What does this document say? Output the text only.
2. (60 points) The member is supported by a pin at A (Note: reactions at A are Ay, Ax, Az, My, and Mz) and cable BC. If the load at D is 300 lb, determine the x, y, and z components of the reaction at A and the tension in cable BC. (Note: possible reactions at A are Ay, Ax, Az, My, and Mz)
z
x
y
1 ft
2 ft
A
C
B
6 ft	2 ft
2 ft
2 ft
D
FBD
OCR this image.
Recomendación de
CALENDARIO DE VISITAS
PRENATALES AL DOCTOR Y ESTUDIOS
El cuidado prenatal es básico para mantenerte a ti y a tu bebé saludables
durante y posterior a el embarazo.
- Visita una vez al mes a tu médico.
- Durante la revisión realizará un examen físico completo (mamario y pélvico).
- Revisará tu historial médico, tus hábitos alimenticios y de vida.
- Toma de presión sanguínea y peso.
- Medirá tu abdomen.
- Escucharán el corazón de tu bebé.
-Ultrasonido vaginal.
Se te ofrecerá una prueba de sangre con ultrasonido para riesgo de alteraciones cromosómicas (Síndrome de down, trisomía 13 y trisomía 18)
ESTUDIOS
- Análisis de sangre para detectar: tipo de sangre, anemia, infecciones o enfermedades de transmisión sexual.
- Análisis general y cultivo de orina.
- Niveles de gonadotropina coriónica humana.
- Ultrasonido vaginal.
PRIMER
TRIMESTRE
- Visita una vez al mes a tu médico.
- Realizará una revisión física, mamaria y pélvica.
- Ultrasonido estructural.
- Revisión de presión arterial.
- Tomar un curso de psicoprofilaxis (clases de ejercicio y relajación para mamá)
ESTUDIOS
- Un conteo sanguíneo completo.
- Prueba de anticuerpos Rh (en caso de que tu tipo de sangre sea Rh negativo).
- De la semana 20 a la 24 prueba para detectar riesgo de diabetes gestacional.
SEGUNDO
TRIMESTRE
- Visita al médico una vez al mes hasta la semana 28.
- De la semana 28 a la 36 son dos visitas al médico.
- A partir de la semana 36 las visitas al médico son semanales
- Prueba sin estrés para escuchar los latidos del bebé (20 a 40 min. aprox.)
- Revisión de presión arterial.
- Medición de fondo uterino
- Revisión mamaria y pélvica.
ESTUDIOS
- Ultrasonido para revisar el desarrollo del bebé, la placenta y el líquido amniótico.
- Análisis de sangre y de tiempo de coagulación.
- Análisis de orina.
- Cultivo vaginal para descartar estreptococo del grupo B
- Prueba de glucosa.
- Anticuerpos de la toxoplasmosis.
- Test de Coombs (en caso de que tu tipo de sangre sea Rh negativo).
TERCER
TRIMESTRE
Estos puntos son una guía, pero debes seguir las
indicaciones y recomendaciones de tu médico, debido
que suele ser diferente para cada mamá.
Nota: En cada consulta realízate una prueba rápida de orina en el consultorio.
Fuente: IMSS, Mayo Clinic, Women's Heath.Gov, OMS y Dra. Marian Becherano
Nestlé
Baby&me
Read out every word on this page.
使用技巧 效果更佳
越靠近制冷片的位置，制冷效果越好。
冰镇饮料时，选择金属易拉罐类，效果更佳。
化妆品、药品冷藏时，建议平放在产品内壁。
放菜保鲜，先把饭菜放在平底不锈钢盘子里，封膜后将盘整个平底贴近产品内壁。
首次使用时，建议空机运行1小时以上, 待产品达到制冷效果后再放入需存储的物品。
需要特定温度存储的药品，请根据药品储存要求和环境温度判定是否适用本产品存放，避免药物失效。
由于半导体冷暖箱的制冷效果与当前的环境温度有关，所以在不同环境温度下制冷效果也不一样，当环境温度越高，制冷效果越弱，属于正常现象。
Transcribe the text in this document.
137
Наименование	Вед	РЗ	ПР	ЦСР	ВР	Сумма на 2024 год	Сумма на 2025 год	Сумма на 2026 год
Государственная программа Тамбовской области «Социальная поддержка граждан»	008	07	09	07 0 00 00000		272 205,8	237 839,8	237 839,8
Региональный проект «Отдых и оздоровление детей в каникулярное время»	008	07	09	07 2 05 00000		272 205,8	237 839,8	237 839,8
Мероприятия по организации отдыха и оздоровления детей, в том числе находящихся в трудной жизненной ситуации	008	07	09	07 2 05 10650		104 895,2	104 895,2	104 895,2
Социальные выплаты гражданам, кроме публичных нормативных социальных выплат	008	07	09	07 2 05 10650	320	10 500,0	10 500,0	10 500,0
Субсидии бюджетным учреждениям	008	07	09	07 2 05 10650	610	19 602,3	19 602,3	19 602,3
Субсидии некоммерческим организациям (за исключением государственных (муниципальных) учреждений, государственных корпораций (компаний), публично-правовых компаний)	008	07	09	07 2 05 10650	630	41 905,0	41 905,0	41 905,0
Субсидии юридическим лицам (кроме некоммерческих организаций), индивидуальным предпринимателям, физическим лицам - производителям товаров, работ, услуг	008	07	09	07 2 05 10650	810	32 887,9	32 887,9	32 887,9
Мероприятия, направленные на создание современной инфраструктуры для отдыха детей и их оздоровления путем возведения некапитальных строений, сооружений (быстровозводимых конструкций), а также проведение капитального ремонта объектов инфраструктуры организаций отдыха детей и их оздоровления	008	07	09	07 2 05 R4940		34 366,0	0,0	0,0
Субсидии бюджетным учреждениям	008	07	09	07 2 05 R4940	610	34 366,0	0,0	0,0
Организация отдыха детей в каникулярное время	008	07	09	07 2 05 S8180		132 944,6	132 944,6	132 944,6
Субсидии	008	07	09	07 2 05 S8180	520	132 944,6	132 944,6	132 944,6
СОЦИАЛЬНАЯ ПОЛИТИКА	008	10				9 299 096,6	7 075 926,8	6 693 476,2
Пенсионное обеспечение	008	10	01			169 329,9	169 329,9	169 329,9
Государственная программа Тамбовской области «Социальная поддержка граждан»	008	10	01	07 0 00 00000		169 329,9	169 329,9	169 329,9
◆ ◆ ◆ ◆
**DESCRIPTION OF THE TASK:**
Pull out all lines containing "программа".

**ANSWER TO THE TASK:**
Государственная программа Тамбовской области «Социальная поддержка граждан»	008	07	09	07 0 00 00000		272 205,8	237 839,8	237 839,8
Государственная программа Тамбовской области «Социальная поддержка граждан»	008	10	01	07 0 00 00000		169 329,9	169 329,9	169 329,9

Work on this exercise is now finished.